(Extracted records)
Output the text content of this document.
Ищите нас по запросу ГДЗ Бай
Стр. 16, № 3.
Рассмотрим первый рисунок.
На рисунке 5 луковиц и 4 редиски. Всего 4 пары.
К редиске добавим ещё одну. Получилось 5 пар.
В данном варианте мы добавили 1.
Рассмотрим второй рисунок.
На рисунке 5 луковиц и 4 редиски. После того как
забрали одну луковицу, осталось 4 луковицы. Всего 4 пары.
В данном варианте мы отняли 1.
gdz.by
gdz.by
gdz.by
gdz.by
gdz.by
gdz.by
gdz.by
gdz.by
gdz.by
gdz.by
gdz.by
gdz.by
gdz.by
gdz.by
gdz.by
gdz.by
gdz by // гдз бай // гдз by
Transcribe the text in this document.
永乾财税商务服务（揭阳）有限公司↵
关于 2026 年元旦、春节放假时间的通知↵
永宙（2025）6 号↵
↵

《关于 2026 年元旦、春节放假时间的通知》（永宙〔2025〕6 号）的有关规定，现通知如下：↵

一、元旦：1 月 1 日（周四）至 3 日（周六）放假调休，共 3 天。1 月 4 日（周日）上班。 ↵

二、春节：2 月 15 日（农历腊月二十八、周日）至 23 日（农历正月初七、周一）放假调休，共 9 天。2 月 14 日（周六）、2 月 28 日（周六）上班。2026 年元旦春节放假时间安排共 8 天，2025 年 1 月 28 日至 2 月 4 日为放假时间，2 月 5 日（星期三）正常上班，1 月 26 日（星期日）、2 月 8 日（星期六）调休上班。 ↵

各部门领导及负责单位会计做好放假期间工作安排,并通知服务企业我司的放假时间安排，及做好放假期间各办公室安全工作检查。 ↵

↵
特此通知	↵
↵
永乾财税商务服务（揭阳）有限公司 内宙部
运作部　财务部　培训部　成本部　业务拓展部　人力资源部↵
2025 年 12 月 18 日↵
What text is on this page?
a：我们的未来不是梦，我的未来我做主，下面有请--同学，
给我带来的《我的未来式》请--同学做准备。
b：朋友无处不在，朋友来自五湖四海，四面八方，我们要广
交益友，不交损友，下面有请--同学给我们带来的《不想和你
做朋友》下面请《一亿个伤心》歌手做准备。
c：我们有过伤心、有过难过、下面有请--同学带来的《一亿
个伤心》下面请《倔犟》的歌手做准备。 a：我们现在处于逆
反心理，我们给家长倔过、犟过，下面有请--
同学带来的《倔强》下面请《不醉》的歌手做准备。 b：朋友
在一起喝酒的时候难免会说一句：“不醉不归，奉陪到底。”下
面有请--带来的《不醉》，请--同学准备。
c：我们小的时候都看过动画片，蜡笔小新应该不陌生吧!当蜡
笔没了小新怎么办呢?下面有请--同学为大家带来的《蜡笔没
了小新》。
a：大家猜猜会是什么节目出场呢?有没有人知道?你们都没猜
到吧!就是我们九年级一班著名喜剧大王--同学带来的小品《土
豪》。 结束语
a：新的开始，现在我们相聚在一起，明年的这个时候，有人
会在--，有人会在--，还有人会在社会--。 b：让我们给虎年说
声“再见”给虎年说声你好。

### [Exercise objective]
The listing above must be transcribed exactly, line by line.

### [Exercise solution]
Output the text content of this document.
Ищите нас по запросу ГДЗ Бай
Стр. 16, № 3.
Рассмотрим первый рисунок.
На рисунке 5 луковиц и 4 редиски. Всего 4 пары.
К редиске добавим ещё одну. Получилось 5 пар.
В данном варианте мы добавили 1.
Рассмотрим второй рисунок.
На рисунке 5 луковиц и 4 редиски. После того как
забрали одну луковицу, осталось 4 луковицы. Всего 4 пары.
В данном варианте мы отняли 1.
gdz.by
gdz.by
gdz.by
gdz.by
gdz.by
gdz.by
gdz.by
gdz.by
gdz.by
gdz.by
gdz.by
gdz.by
gdz.by
gdz.by
gdz.by
gdz.by
gdz by // гдз бай // гдз by
Transcribe the text in this document.
永乾财税商务服务（揭阳）有限公司↵
关于 2026 年元旦、春节放假时间的通知↵
永宙（2025）6 号↵
↵

《关于 2026 年元旦、春节放假时间的通知》（永宙〔2025〕6 号）的有关规定，现通知如下：↵

一、元旦：1 月 1 日（周四）至 3 日（周六）放假调休，共 3 天。1 月 4 日（周日）上班。 ↵

二、春节：2 月 15 日（农历腊月二十八、周日）至 23 日（农历正月初七、周一）放假调休，共 9 天。2 月 14 日（周六）、2 月 28 日（周六）上班。2026 年元旦春节放假时间安排共 8 天，2025 年 1 月 28 日至 2 月 4 日为放假时间，2 月 5 日（星期三）正常上班，1 月 26 日（星期日）、2 月 8 日（星期六）调休上班。 ↵

各部门领导及负责单位会计做好放假期间工作安排,并通知服务企业我司的放假时间安排，及做好放假期间各办公室安全工作检查。 ↵

↵
特此通知	↵
↵
永乾财税商务服务（揭阳）有限公司 内宙部
运作部　财务部　培训部　成本部　业务拓展部　人力资源部↵
2025 年 12 月 18 日↵
What text is on this page?
a：我们的未来不是梦，我的未来我做主，下面有请--同学，
给我带来的《我的未来式》请--同学做准备。
b：朋友无处不在，朋友来自五湖四海，四面八方，我们要广
交益友，不交损友，下面有请--同学给我们带来的《不想和你
做朋友》下面请《一亿个伤心》歌手做准备。
c：我们有过伤心、有过难过、下面有请--同学带来的《一亿
个伤心》下面请《倔犟》的歌手做准备。 a：我们现在处于逆
反心理，我们给家长倔过、犟过，下面有请--
同学带来的《倔强》下面请《不醉》的歌手做准备。 b：朋友
在一起喝酒的时候难免会说一句：“不醉不归，奉陪到底。”下
面有请--带来的《不醉》，请--同学准备。
c：我们小的时候都看过动画片，蜡笔小新应该不陌生吧!当蜡
笔没了小新怎么办呢?下面有请--同学为大家带来的《蜡笔没
了小新》。
a：大家猜猜会是什么节目出场呢?有没有人知道?你们都没猜
到吧!就是我们九年级一班著名喜剧大王--同学带来的小品《土
豪》。 结束语
a：新的开始，现在我们相聚在一起，明年的这个时候，有人
会在--，有人会在--，还有人会在社会--。 b：让我们给虎年说
声“再见”给虎年说声你好。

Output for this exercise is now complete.